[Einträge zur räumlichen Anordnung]
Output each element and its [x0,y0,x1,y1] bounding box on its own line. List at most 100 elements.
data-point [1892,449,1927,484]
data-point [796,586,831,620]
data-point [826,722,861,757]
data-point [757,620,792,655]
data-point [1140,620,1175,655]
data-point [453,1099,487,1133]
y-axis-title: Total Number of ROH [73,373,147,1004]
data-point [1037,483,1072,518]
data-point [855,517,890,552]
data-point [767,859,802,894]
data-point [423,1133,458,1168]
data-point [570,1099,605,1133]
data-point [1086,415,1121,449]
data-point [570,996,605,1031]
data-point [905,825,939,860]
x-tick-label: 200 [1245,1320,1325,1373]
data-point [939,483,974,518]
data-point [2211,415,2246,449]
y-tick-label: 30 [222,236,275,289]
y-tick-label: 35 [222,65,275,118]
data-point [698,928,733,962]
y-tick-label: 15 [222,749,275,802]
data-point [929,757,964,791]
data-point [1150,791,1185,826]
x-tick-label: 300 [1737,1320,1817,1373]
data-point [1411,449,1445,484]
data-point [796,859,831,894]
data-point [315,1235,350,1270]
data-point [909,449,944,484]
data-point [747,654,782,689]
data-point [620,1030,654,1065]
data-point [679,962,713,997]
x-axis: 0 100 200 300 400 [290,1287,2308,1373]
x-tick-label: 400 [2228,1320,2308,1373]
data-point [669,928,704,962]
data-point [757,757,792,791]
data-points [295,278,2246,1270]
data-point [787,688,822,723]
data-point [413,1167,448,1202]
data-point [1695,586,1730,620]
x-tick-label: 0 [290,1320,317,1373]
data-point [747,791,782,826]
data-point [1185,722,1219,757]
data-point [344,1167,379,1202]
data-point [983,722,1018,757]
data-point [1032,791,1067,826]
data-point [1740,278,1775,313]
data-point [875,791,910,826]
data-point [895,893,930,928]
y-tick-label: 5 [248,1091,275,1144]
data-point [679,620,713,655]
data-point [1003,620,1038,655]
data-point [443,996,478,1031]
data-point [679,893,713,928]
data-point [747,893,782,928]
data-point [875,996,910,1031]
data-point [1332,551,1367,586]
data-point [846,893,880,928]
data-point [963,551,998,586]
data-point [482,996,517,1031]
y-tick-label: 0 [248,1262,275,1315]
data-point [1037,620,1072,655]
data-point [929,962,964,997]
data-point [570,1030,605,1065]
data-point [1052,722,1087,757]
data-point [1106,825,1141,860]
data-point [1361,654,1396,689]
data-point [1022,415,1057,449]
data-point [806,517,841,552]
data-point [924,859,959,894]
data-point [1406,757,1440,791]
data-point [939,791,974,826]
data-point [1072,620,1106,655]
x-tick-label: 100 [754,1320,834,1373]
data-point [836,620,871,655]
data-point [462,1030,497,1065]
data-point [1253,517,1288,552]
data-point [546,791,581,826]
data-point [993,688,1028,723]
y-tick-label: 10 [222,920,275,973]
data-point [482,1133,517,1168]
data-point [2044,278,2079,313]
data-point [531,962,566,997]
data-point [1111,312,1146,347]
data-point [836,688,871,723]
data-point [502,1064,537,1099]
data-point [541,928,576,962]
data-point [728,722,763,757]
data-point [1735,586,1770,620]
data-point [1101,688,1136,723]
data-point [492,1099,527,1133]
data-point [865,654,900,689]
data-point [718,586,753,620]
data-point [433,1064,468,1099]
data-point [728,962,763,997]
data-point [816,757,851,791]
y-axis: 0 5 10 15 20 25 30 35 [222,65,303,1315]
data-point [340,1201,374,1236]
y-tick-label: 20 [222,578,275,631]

§ Zu erledigende Aufgabe: Schreibe alle obigen Einträge Zeile für Zeile unverändert ab.

§ Schriftliche Antwort:
Output each element and its [x0,y0,x1,y1] bounding box on its own line. List at most 100 elements.
data-point [1892,449,1927,484]
data-point [796,586,831,620]
data-point [826,722,861,757]
data-point [757,620,792,655]
data-point [1140,620,1175,655]
data-point [453,1099,487,1133]
y-axis-title: Total Number of ROH [73,373,147,1004]
data-point [1037,483,1072,518]
data-point [855,517,890,552]
data-point [767,859,802,894]
data-point [423,1133,458,1168]
data-point [570,1099,605,1133]
data-point [1086,415,1121,449]
data-point [570,996,605,1031]
data-point [905,825,939,860]
x-tick-label: 200 [1245,1320,1325,1373]
data-point [939,483,974,518]
data-point [2211,415,2246,449]
y-tick-label: 30 [222,236,275,289]
y-tick-label: 35 [222,65,275,118]
data-point [698,928,733,962]
y-tick-label: 15 [222,749,275,802]
data-point [929,757,964,791]
data-point [1150,791,1185,826]
x-tick-label: 300 [1737,1320,1817,1373]
data-point [1411,449,1445,484]
data-point [796,859,831,894]
data-point [315,1235,350,1270]
data-point [909,449,944,484]
data-point [747,654,782,689]
data-point [620,1030,654,1065]
data-point [679,962,713,997]
x-axis: 0 100 200 300 400 [290,1287,2308,1373]
x-tick-label: 400 [2228,1320,2308,1373]
data-point [669,928,704,962]
data-point [757,757,792,791]
data-points [295,278,2246,1270]
data-point [787,688,822,723]
data-point [413,1167,448,1202]
data-point [1695,586,1730,620]
x-tick-label: 0 [290,1320,317,1373]
data-point [747,791,782,826]
data-point [1185,722,1219,757]
data-point [344,1167,379,1202]
data-point [983,722,1018,757]
data-point [1032,791,1067,826]
data-point [1740,278,1775,313]
data-point [875,791,910,826]
data-point [895,893,930,928]
y-tick-label: 5 [248,1091,275,1144]
data-point [679,620,713,655]
data-point [1003,620,1038,655]
data-point [443,996,478,1031]
data-point [679,893,713,928]
data-point [747,893,782,928]
data-point [875,996,910,1031]
data-point [1332,551,1367,586]
data-point [846,893,880,928]
data-point [963,551,998,586]
data-point [482,996,517,1031]
y-tick-label: 0 [248,1262,275,1315]
data-point [1037,620,1072,655]
data-point [929,962,964,997]
data-point [570,1030,605,1065]
data-point [1052,722,1087,757]
data-point [1106,825,1141,860]
data-point [1361,654,1396,689]
data-point [1022,415,1057,449]
data-point [806,517,841,552]
data-point [924,859,959,894]
data-point [1406,757,1440,791]
data-point [939,791,974,826]
data-point [1072,620,1106,655]
x-tick-label: 100 [754,1320,834,1373]
data-point [836,620,871,655]
data-point [462,1030,497,1065]
data-point [1253,517,1288,552]
data-point [546,791,581,826]
data-point [993,688,1028,723]
y-tick-label: 10 [222,920,275,973]
data-point [482,1133,517,1168]
data-point [2044,278,2079,313]
data-point [531,962,566,997]
data-point [1111,312,1146,347]
data-point [836,688,871,723]
data-point [502,1064,537,1099]
data-point [541,928,576,962]
data-point [728,722,763,757]
data-point [1735,586,1770,620]
data-point [1101,688,1136,723]
data-point [492,1099,527,1133]
data-point [865,654,900,689]
data-point [718,586,753,620]
data-point [433,1064,468,1099]
data-point [728,962,763,997]
data-point [816,757,851,791]
y-axis: 0 5 10 15 20 25 30 35 [222,65,303,1315]
data-point [340,1201,374,1236]
y-tick-label: 20 [222,578,275,631]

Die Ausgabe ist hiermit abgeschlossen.